--- Start Excerpt to read ---

111 days of social revolt.
THE INSISTENT INSURGENT SPARKS!
        During the weekend there were clashes between soccer fans and the police, like outside the National Stadium and in San Carlos de Apoquindo. In Quillota there were riots and smoking barricades. Bands, chants against the government, invasions on the playing field and fights with the guards and even with fans of the same clubs that disapproved of the protests.
         On Dignity Square on Saturday and Sunday masked people intercepted a bus throwing stones, on Sunday it went further and a bus was partially set on fire. All this in spite only a few people who took part in the protests during those days. There are also discussions between demonstrators to ask for money from the drivers passing through the zero zone.
        In the commune of Pudahuel the rage does not end and a public transport bus burned down, just like in La Pincoya.
       In Melipilla, on Saturday, an attempt at collective expropriation of a supermarket ends with four wounded people, one with a bullet in the groin and three with rifle impacts in their face, neck and arms.
       On Sunday, hundreds of cyclists arrived to protest outside the house of the judge who solved the case of the murder of “Neco”. The murderer was allowed to leave with a weekly signature.
      The government announces the installation of hundreds of facial-recognition cameras on the streets. In the summer festivals the fascist animator and boss behind the scenes “Kike” Morandé joins in, people threw stones against a humorist for being misogynistic and macho, forcing him to withdraw.
       On Monday, an ambush at Dignity Square. More than thirty masked people were arrested.

--- End Excerpt to read ---
--- Start Source excerpt ---

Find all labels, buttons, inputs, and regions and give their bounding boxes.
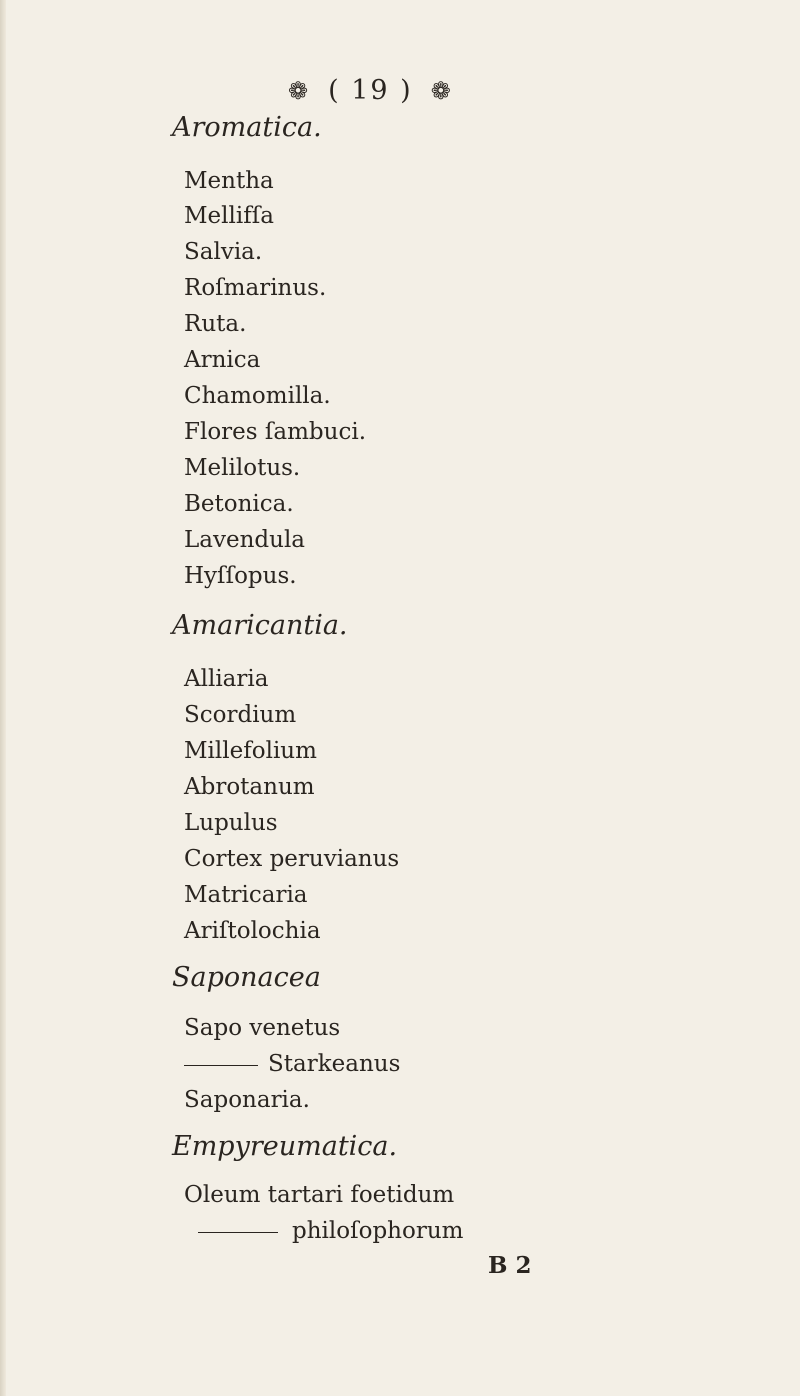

--- End Source excerpt ---

## What is required
Print the part of the social revolt text between "On Sunday, hundreds" and "people were arrested.", inclusive. The listing has no connection to the text about the social revolt.

## Complete answer
On Sunday, hundreds of cyclists arrived to protest outside the house of the judge who solved the case of the murder of “Neco”. The murderer was allowed to leave with a weekly signature.
      The government announces the installation of hundreds of facial-recognition cameras on the streets. In the summer festivals the fascist animator and boss behind the scenes “Kike” Morandé joins in, people threw stones against a humorist for being misogynistic and macho, forcing him to withdraw.
       On Monday, an ambush at Dignity Square. More than thirty masked people were arrested.